### GIVEN ENTRIES
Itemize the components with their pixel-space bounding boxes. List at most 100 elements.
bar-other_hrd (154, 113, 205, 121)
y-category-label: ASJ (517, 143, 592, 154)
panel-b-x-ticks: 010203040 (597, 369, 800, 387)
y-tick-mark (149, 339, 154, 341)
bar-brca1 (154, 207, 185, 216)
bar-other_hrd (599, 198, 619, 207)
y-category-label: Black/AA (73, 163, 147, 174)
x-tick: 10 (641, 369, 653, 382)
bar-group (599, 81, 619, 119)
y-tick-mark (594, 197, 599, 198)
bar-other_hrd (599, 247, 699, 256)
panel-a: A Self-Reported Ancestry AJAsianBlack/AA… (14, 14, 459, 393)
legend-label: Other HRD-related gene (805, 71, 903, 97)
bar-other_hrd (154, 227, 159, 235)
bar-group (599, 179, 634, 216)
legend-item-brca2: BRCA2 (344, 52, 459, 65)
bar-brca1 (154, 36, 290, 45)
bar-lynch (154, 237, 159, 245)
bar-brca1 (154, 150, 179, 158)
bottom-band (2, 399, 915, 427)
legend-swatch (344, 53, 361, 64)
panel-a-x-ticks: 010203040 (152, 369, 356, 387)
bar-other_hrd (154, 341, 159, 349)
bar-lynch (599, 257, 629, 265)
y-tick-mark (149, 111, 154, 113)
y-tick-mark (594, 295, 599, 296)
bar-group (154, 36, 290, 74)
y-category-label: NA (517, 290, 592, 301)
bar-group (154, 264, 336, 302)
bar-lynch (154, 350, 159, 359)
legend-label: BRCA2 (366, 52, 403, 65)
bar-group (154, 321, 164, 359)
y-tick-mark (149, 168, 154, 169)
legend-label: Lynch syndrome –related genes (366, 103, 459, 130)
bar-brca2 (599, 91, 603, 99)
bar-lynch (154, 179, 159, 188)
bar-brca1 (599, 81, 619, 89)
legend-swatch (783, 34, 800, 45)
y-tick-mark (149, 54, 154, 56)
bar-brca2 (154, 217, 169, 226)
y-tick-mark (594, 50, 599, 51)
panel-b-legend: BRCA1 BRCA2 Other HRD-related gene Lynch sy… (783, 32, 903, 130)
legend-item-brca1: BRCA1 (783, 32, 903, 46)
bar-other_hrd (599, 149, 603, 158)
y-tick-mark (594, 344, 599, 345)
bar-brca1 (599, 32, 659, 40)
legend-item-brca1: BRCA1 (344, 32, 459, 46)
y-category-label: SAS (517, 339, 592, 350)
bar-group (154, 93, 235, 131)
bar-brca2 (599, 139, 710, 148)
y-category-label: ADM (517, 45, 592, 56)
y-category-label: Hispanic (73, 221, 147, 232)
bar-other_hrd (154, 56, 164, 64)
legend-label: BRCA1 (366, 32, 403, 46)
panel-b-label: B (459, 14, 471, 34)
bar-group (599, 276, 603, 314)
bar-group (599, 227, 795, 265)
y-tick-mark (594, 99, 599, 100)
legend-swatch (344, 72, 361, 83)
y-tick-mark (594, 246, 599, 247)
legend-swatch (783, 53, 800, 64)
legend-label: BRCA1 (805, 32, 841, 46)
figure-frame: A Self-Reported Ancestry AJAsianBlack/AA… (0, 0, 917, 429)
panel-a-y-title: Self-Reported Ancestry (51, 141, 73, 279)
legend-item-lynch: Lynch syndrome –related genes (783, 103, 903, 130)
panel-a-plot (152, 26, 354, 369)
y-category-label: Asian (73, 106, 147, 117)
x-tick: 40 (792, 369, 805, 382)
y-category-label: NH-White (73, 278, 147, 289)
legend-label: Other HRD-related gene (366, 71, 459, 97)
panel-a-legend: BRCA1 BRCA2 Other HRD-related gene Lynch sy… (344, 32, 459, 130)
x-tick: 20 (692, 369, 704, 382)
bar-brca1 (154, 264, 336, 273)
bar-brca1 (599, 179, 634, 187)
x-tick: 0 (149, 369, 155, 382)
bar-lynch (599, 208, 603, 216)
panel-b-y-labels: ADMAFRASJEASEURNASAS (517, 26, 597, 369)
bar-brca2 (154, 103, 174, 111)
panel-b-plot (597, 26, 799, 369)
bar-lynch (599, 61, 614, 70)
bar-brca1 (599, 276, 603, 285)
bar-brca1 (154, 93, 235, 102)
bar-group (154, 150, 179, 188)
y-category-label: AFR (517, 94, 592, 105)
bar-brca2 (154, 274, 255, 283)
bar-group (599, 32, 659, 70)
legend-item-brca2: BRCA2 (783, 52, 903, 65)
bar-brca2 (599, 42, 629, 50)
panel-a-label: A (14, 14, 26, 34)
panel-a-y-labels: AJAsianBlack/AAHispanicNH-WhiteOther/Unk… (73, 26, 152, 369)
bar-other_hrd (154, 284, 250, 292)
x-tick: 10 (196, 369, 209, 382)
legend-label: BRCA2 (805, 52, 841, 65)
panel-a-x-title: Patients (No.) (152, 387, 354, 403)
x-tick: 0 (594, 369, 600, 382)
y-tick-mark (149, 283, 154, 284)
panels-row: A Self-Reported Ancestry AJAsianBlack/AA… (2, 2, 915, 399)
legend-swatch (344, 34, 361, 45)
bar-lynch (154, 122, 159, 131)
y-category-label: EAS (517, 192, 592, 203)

### REQUIREMENT
Each record has to be given again exactly as written.

### EXERCISE SOLUTION
Itemize the components with their pixel-space bounding boxes. List at most 100 elements.
bar-other_hrd (154, 113, 205, 121)
y-category-label: ASJ (517, 143, 592, 154)
panel-b-x-ticks: 010203040 (597, 369, 800, 387)
y-tick-mark (149, 339, 154, 341)
bar-brca1 (154, 207, 185, 216)
bar-other_hrd (599, 198, 619, 207)
y-category-label: Black/AA (73, 163, 147, 174)
x-tick: 10 (641, 369, 653, 382)
bar-group (599, 81, 619, 119)
y-tick-mark (594, 197, 599, 198)
bar-other_hrd (599, 247, 699, 256)
panel-a: A Self-Reported Ancestry AJAsianBlack/AA… (14, 14, 459, 393)
legend-label: Other HRD-related gene (805, 71, 903, 97)
bar-other_hrd (154, 227, 159, 235)
bar-group (599, 179, 634, 216)
legend-item-brca2: BRCA2 (344, 52, 459, 65)
bar-brca1 (154, 36, 290, 45)
bar-lynch (154, 237, 159, 245)
bar-brca1 (154, 150, 179, 158)
bottom-band (2, 399, 915, 427)
legend-swatch (344, 53, 361, 64)
panel-a-x-ticks: 010203040 (152, 369, 356, 387)
bar-other_hrd (154, 341, 159, 349)
bar-lynch (599, 257, 629, 265)
y-tick-mark (149, 111, 154, 113)
y-tick-mark (594, 295, 599, 296)
bar-group (154, 36, 290, 74)
y-category-label: NA (517, 290, 592, 301)
bar-group (154, 264, 336, 302)
bar-lynch (154, 350, 159, 359)
legend-label: BRCA2 (366, 52, 403, 65)
bar-group (154, 321, 164, 359)
y-tick-mark (149, 168, 154, 169)
legend-label: Lynch syndrome –related genes (366, 103, 459, 130)
bar-brca2 (599, 91, 603, 99)
bar-lynch (154, 179, 159, 188)
bar-brca1 (599, 81, 619, 89)
legend-swatch (783, 34, 800, 45)
y-tick-mark (149, 54, 154, 56)
bar-brca2 (154, 217, 169, 226)
y-tick-mark (594, 50, 599, 51)
panel-b-legend: BRCA1 BRCA2 Other HRD-related gene Lynch sy… (783, 32, 903, 130)
legend-item-brca1: BRCA1 (783, 32, 903, 46)
bar-other_hrd (599, 149, 603, 158)
y-tick-mark (594, 344, 599, 345)
bar-brca1 (599, 32, 659, 40)
legend-item-brca1: BRCA1 (344, 32, 459, 46)
y-category-label: SAS (517, 339, 592, 350)
bar-group (154, 93, 235, 131)
bar-brca2 (599, 139, 710, 148)
y-category-label: ADM (517, 45, 592, 56)
y-category-label: Hispanic (73, 221, 147, 232)
bar-other_hrd (154, 56, 164, 64)
legend-label: BRCA1 (366, 32, 403, 46)
panel-b-label: B (459, 14, 471, 34)
bar-group (599, 276, 603, 314)
bar-group (599, 227, 795, 265)
y-tick-mark (594, 99, 599, 100)
legend-swatch (344, 72, 361, 83)
y-tick-mark (594, 246, 599, 247)
legend-swatch (783, 53, 800, 64)
legend-label: BRCA1 (805, 32, 841, 46)
figure-frame: A Self-Reported Ancestry AJAsianBlack/AA… (0, 0, 917, 429)
panel-a-y-title: Self-Reported Ancestry (51, 141, 73, 279)
legend-item-lynch: Lynch syndrome –related genes (783, 103, 903, 130)
panel-a-plot (152, 26, 354, 369)
y-category-label: Asian (73, 106, 147, 117)
x-tick: 40 (792, 369, 805, 382)
y-category-label: NH-White (73, 278, 147, 289)
legend-label: Other HRD-related gene (366, 71, 459, 97)
panel-a-legend: BRCA1 BRCA2 Other HRD-related gene Lynch sy… (344, 32, 459, 130)
x-tick: 20 (692, 369, 704, 382)
bar-brca1 (154, 264, 336, 273)
bar-brca1 (599, 179, 634, 187)
x-tick: 0 (149, 369, 155, 382)
bar-lynch (599, 208, 603, 216)
panel-b-y-labels: ADMAFRASJEASEURNASAS (517, 26, 597, 369)
bar-brca2 (154, 103, 174, 111)
panel-b-plot (597, 26, 799, 369)
bar-lynch (599, 61, 614, 70)
bar-brca1 (599, 276, 603, 285)
bar-brca1 (154, 93, 235, 102)
bar-group (154, 150, 179, 188)
y-category-label: AFR (517, 94, 592, 105)
bar-brca2 (154, 274, 255, 283)
bar-group (599, 32, 659, 70)
legend-item-brca2: BRCA2 (783, 52, 903, 65)
bar-brca2 (599, 42, 629, 50)
panel-a-label: A (14, 14, 26, 34)
panel-a-y-labels: AJAsianBlack/AAHispanicNH-WhiteOther/Unk… (73, 26, 152, 369)
bar-other_hrd (154, 284, 250, 292)
x-tick: 10 (196, 369, 209, 382)
legend-label: BRCA2 (805, 52, 841, 65)
panel-a-x-title: Patients (No.) (152, 387, 354, 403)
x-tick: 0 (594, 369, 600, 382)
y-tick-mark (149, 283, 154, 284)
panels-row: A Self-Reported Ancestry AJAsianBlack/AA… (2, 2, 915, 399)
legend-swatch (344, 34, 361, 45)
bar-lynch (154, 122, 159, 131)
y-category-label: EAS (517, 192, 592, 203)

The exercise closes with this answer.